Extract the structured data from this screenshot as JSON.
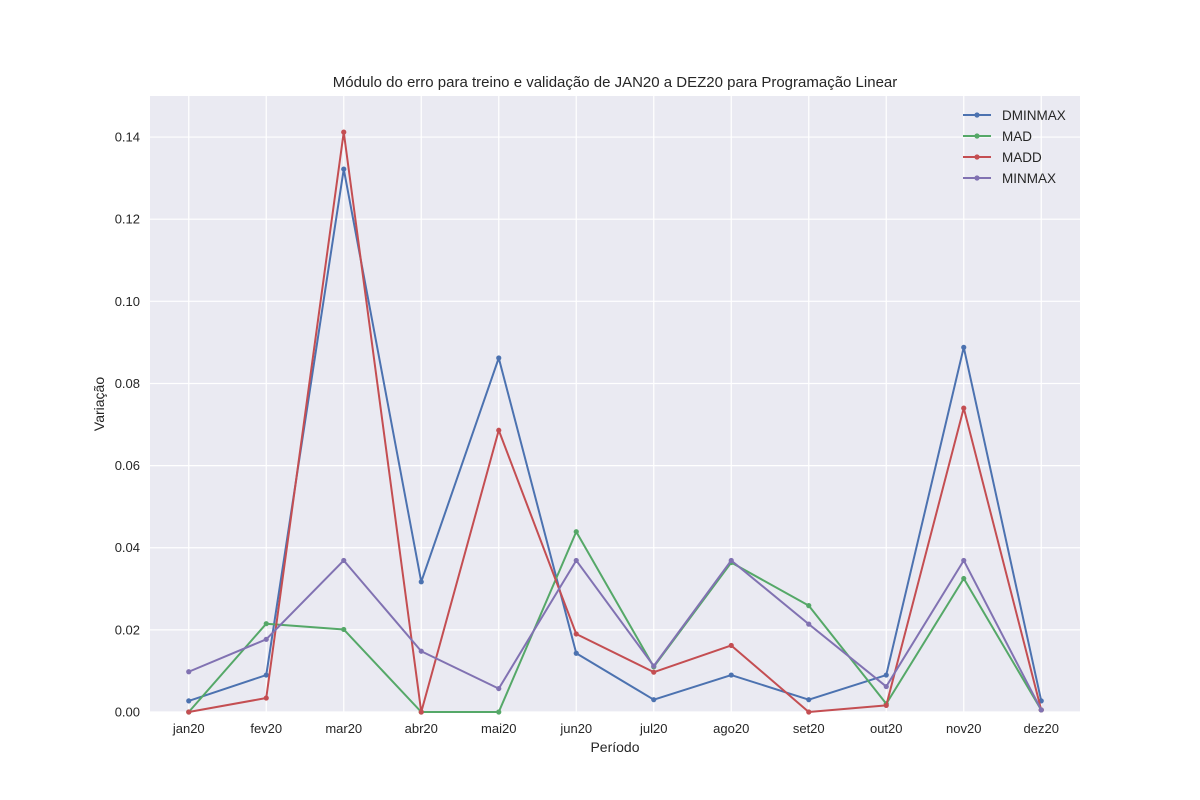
{
  "chart_data": {
    "type": "line",
    "title": "Módulo do erro para treino e validação de JAN20 a DEZ20 para Programação Linear",
    "xlabel": "Período",
    "ylabel": "Variação",
    "categories": [
      "jan20",
      "fev20",
      "mar20",
      "abr20",
      "mai20",
      "jun20",
      "jul20",
      "ago20",
      "set20",
      "out20",
      "nov20",
      "dez20"
    ],
    "ylim": [
      0,
      0.15
    ],
    "yticks": [
      "0.00",
      "0.02",
      "0.04",
      "0.06",
      "0.08",
      "0.10",
      "0.12",
      "0.14"
    ],
    "grid": true,
    "legend_position": "top-right",
    "series": [
      {
        "name": "DMINMAX",
        "color": "#4c72b0",
        "values": [
          0.0027,
          0.009,
          0.1322,
          0.0317,
          0.0862,
          0.0143,
          0.003,
          0.009,
          0.003,
          0.009,
          0.0888,
          0.0027
        ]
      },
      {
        "name": "MAD",
        "color": "#55a868",
        "values": [
          0.0,
          0.0215,
          0.0201,
          0.0,
          0.0,
          0.0439,
          0.011,
          0.0364,
          0.0259,
          0.002,
          0.0325,
          0.0005
        ]
      },
      {
        "name": "MADD",
        "color": "#c44e52",
        "values": [
          0.0,
          0.0034,
          0.1412,
          0.0,
          0.0686,
          0.019,
          0.0097,
          0.0162,
          0.0,
          0.0016,
          0.074,
          0.0005
        ]
      },
      {
        "name": "MINMAX",
        "color": "#8172b2",
        "values": [
          0.0098,
          0.0177,
          0.0369,
          0.0148,
          0.0057,
          0.0369,
          0.0112,
          0.0369,
          0.0214,
          0.0062,
          0.0369,
          0.0005
        ]
      }
    ]
  }
}
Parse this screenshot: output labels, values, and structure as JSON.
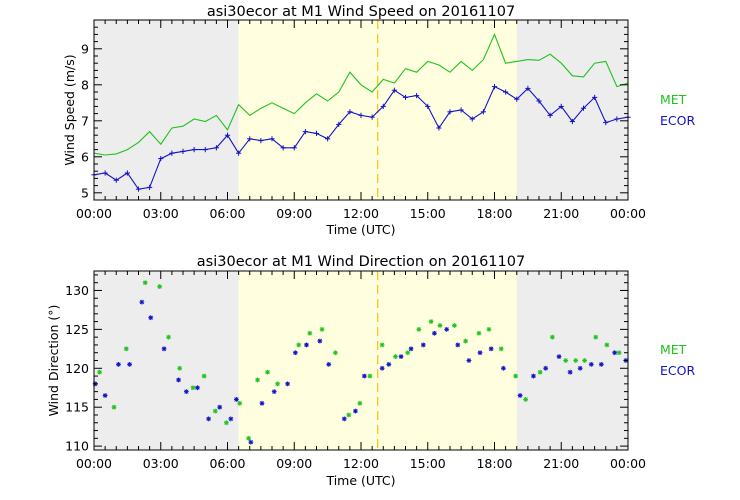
{
  "colors": {
    "met": "#1ec31e",
    "ecor": "#1212c8",
    "night_shade": "#ededed",
    "day_shade": "#ffffe0",
    "noon_line": "#f5c518",
    "axis": "#000000"
  },
  "chart_data": [
    {
      "type": "line",
      "title": "asi30ecor at M1 Wind Speed on 20161107",
      "xlabel": "Time (UTC)",
      "ylabel": "Wind Speed (m/s)",
      "xlim": [
        0,
        24
      ],
      "ylim": [
        4.8,
        9.8
      ],
      "x_ticks": [
        0,
        3,
        6,
        9,
        12,
        15,
        18,
        21,
        24
      ],
      "x_tick_labels": [
        "00:00",
        "03:00",
        "06:00",
        "09:00",
        "12:00",
        "15:00",
        "18:00",
        "21:00",
        "00:00"
      ],
      "y_ticks": [
        5,
        6,
        7,
        8,
        9
      ],
      "y_tick_labels": [
        "5",
        "6",
        "7",
        "8",
        "9"
      ],
      "shading": [
        {
          "from": 0,
          "to": 6.5,
          "kind": "night"
        },
        {
          "from": 6.5,
          "to": 19.0,
          "kind": "day"
        },
        {
          "from": 19.0,
          "to": 24,
          "kind": "night"
        }
      ],
      "solar_noon": 12.75,
      "legend": [
        {
          "name": "MET",
          "color": "#1ec31e"
        },
        {
          "name": "ECOR",
          "color": "#1212c8"
        }
      ],
      "series": [
        {
          "name": "MET",
          "color": "#1ec31e",
          "marker": "none",
          "x": [
            0,
            0.5,
            1,
            1.5,
            2,
            2.5,
            3,
            3.5,
            4,
            4.5,
            5,
            5.5,
            6,
            6.5,
            7,
            7.5,
            8,
            8.5,
            9,
            9.5,
            10,
            10.5,
            11,
            11.5,
            12,
            12.5,
            13,
            13.5,
            14,
            14.5,
            15,
            15.5,
            16,
            16.5,
            17,
            17.5,
            18,
            18.5,
            19,
            19.5,
            20,
            20.5,
            21,
            21.5,
            22,
            22.5,
            23,
            23.5,
            24
          ],
          "values": [
            6.1,
            6.05,
            6.08,
            6.2,
            6.4,
            6.7,
            6.35,
            6.8,
            6.85,
            7.05,
            6.98,
            7.15,
            6.75,
            7.45,
            7.15,
            7.35,
            7.5,
            7.35,
            7.2,
            7.5,
            7.75,
            7.55,
            7.8,
            8.35,
            8.0,
            7.8,
            8.15,
            8.05,
            8.45,
            8.35,
            8.65,
            8.55,
            8.35,
            8.65,
            8.4,
            8.7,
            9.4,
            8.6,
            8.65,
            8.7,
            8.68,
            8.85,
            8.6,
            8.25,
            8.22,
            8.6,
            8.65,
            7.95,
            8.05
          ]
        },
        {
          "name": "ECOR",
          "color": "#1212c8",
          "marker": "plus",
          "x": [
            0,
            0.5,
            1,
            1.5,
            2,
            2.5,
            3,
            3.5,
            4,
            4.5,
            5,
            5.5,
            6,
            6.5,
            7,
            7.5,
            8,
            8.5,
            9,
            9.5,
            10,
            10.5,
            11,
            11.5,
            12,
            12.5,
            13,
            13.5,
            14,
            14.5,
            15,
            15.5,
            16,
            16.5,
            17,
            17.5,
            18,
            18.5,
            19,
            19.5,
            20,
            20.5,
            21,
            21.5,
            22,
            22.5,
            23,
            23.5,
            24
          ],
          "values": [
            5.5,
            5.55,
            5.35,
            5.55,
            5.1,
            5.15,
            5.95,
            6.1,
            6.15,
            6.2,
            6.2,
            6.25,
            6.6,
            6.1,
            6.5,
            6.45,
            6.5,
            6.25,
            6.25,
            6.7,
            6.65,
            6.5,
            6.9,
            7.25,
            7.15,
            7.1,
            7.4,
            7.85,
            7.65,
            7.7,
            7.4,
            6.8,
            7.25,
            7.3,
            7.05,
            7.25,
            7.95,
            7.8,
            7.6,
            7.9,
            7.55,
            7.15,
            7.4,
            6.98,
            7.35,
            7.65,
            6.95,
            7.05,
            7.1
          ]
        }
      ]
    },
    {
      "type": "scatter",
      "title": "asi30ecor at M1 Wind Direction on 20161107",
      "xlabel": "Time (UTC)",
      "ylabel": "Wind Direction (°)",
      "xlim": [
        0,
        24
      ],
      "ylim": [
        109.5,
        132.5
      ],
      "x_ticks": [
        0,
        3,
        6,
        9,
        12,
        15,
        18,
        21,
        24
      ],
      "x_tick_labels": [
        "00:00",
        "03:00",
        "06:00",
        "09:00",
        "12:00",
        "15:00",
        "18:00",
        "21:00",
        "00:00"
      ],
      "y_ticks": [
        110,
        115,
        120,
        125,
        130
      ],
      "y_tick_labels": [
        "110",
        "115",
        "120",
        "125",
        "130"
      ],
      "shading": [
        {
          "from": 0,
          "to": 6.5,
          "kind": "night"
        },
        {
          "from": 6.5,
          "to": 19.0,
          "kind": "day"
        },
        {
          "from": 19.0,
          "to": 24,
          "kind": "night"
        }
      ],
      "solar_noon": 12.75,
      "legend": [
        {
          "name": "MET",
          "color": "#1ec31e"
        },
        {
          "name": "ECOR",
          "color": "#1212c8"
        }
      ],
      "series": [
        {
          "name": "MET",
          "color": "#1ec31e",
          "marker": "star",
          "x": [
            0.25,
            0.9,
            1.45,
            2.3,
            2.95,
            3.35,
            3.85,
            4.45,
            4.95,
            5.45,
            5.95,
            6.55,
            6.95,
            7.35,
            7.8,
            8.25,
            9.2,
            9.7,
            10.25,
            10.85,
            11.45,
            11.95,
            12.4,
            12.95,
            13.55,
            14.1,
            14.6,
            15.15,
            15.55,
            16.2,
            16.7,
            17.3,
            17.75,
            18.3,
            18.95,
            19.4,
            20.05,
            20.6,
            21.2,
            21.65,
            22.05,
            22.55,
            23.05,
            23.6
          ],
          "values": [
            119.5,
            115.0,
            122.5,
            131.0,
            130.5,
            124.0,
            120.0,
            117.5,
            119.0,
            114.5,
            113.0,
            115.5,
            111.0,
            118.5,
            119.5,
            118.0,
            123.0,
            124.5,
            125.0,
            122.0,
            114.0,
            115.5,
            119.0,
            123.0,
            121.5,
            122.0,
            125.0,
            126.0,
            125.5,
            125.5,
            123.5,
            124.5,
            125.0,
            122.5,
            119.0,
            116.0,
            119.5,
            124.0,
            121.0,
            121.0,
            121.0,
            124.0,
            123.0,
            122.0
          ]
        },
        {
          "name": "ECOR",
          "color": "#1212c8",
          "marker": "star",
          "x": [
            0.05,
            0.5,
            1.1,
            1.6,
            2.15,
            2.55,
            3.15,
            3.8,
            4.15,
            4.65,
            5.15,
            5.65,
            6.15,
            6.4,
            7.05,
            7.55,
            8.1,
            8.7,
            9.05,
            9.55,
            10.15,
            10.55,
            11.25,
            11.75,
            12.15,
            12.95,
            13.25,
            13.8,
            14.25,
            14.8,
            15.3,
            15.85,
            16.35,
            16.85,
            17.35,
            17.85,
            18.4,
            19.15,
            19.75,
            20.3,
            20.9,
            21.4,
            21.85,
            22.35,
            22.8,
            23.4,
            23.9
          ],
          "values": [
            118.0,
            116.5,
            120.5,
            120.5,
            128.5,
            126.5,
            122.5,
            118.5,
            117.0,
            117.5,
            113.5,
            115.0,
            113.5,
            116.0,
            110.5,
            115.5,
            117.0,
            118.0,
            122.0,
            123.0,
            123.5,
            120.5,
            113.5,
            114.5,
            119.0,
            120.0,
            120.5,
            121.5,
            122.5,
            123.0,
            124.5,
            125.0,
            123.0,
            121.0,
            122.0,
            122.5,
            120.0,
            116.5,
            119.0,
            120.0,
            121.5,
            119.5,
            120.0,
            120.5,
            120.5,
            122.0,
            121.0
          ]
        }
      ]
    }
  ]
}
● ● ●
• DIRECTIONS FOR THIS TASK:
Determine the number of lines containing "marker". Write only that number.

• RESULT FOR THIS EXERCISE:
4